- AIM -
Search the records for "MBWH" and copy each line that holds it.
--- start THE DATA ---
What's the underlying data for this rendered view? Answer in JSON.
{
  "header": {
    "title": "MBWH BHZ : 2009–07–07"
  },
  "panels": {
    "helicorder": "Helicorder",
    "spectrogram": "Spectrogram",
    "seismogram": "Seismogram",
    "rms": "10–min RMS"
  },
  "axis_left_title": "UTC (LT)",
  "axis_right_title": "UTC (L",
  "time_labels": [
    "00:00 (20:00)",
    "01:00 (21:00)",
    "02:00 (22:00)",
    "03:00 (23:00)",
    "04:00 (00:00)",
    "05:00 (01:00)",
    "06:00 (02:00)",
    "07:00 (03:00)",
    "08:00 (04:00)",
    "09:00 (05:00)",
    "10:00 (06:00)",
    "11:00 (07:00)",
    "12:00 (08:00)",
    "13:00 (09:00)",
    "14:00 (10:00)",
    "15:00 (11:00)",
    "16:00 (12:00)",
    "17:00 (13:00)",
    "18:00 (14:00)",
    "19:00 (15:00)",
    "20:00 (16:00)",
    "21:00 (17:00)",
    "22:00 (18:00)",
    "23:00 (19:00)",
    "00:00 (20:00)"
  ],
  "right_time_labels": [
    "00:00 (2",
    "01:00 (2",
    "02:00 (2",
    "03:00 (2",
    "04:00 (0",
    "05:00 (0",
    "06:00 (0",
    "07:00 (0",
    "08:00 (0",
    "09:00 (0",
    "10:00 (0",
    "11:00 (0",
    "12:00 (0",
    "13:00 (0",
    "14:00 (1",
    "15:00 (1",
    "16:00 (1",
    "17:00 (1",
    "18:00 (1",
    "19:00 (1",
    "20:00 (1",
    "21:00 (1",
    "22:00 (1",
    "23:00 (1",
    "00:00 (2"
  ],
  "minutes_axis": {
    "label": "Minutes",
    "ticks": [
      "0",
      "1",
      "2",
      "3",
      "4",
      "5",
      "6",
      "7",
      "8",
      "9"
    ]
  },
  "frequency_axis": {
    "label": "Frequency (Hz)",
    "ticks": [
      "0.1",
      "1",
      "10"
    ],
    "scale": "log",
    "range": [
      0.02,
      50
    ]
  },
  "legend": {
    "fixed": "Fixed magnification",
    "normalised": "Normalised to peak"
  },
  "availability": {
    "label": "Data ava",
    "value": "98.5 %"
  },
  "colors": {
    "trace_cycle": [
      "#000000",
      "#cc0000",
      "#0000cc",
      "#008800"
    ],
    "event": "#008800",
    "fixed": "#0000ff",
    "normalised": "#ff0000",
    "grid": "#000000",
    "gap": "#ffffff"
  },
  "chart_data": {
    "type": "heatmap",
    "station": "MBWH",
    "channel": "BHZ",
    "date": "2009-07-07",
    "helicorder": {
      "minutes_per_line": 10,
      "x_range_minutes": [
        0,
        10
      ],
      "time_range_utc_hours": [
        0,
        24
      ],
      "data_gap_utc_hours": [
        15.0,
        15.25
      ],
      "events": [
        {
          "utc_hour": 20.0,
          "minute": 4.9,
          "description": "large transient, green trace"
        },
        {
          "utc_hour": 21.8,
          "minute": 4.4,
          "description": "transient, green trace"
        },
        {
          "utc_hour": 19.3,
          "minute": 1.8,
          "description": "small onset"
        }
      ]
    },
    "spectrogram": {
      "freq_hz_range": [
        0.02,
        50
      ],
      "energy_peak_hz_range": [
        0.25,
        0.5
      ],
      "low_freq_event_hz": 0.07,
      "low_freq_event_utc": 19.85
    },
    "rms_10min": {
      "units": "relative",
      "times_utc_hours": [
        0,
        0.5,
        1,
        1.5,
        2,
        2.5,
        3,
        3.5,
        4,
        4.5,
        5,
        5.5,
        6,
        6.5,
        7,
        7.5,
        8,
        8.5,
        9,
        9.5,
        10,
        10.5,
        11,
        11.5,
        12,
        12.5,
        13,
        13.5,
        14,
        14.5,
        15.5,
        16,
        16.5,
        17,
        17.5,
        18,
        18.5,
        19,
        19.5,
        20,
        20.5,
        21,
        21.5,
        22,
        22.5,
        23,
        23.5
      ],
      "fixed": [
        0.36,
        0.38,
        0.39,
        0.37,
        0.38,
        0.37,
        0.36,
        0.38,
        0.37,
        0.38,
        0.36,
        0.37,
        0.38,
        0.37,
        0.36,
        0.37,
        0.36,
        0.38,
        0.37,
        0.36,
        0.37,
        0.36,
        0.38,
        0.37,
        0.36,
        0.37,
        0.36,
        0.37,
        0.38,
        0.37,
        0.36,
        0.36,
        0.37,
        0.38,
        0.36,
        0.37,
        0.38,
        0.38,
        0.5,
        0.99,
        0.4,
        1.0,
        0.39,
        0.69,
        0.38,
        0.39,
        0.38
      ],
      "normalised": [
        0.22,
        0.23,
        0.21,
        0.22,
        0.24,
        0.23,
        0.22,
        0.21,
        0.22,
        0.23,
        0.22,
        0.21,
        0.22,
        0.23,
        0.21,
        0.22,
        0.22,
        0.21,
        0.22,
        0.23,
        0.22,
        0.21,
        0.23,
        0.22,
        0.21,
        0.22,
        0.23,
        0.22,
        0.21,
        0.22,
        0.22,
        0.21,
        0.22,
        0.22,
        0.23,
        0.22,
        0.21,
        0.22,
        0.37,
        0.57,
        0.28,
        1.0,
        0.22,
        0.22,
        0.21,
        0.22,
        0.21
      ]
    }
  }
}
--- end THE DATA ---
- SOLUTION BELOW -
    "title": "MBWH BHZ : 2009–07–07"
    "station": "MBWH",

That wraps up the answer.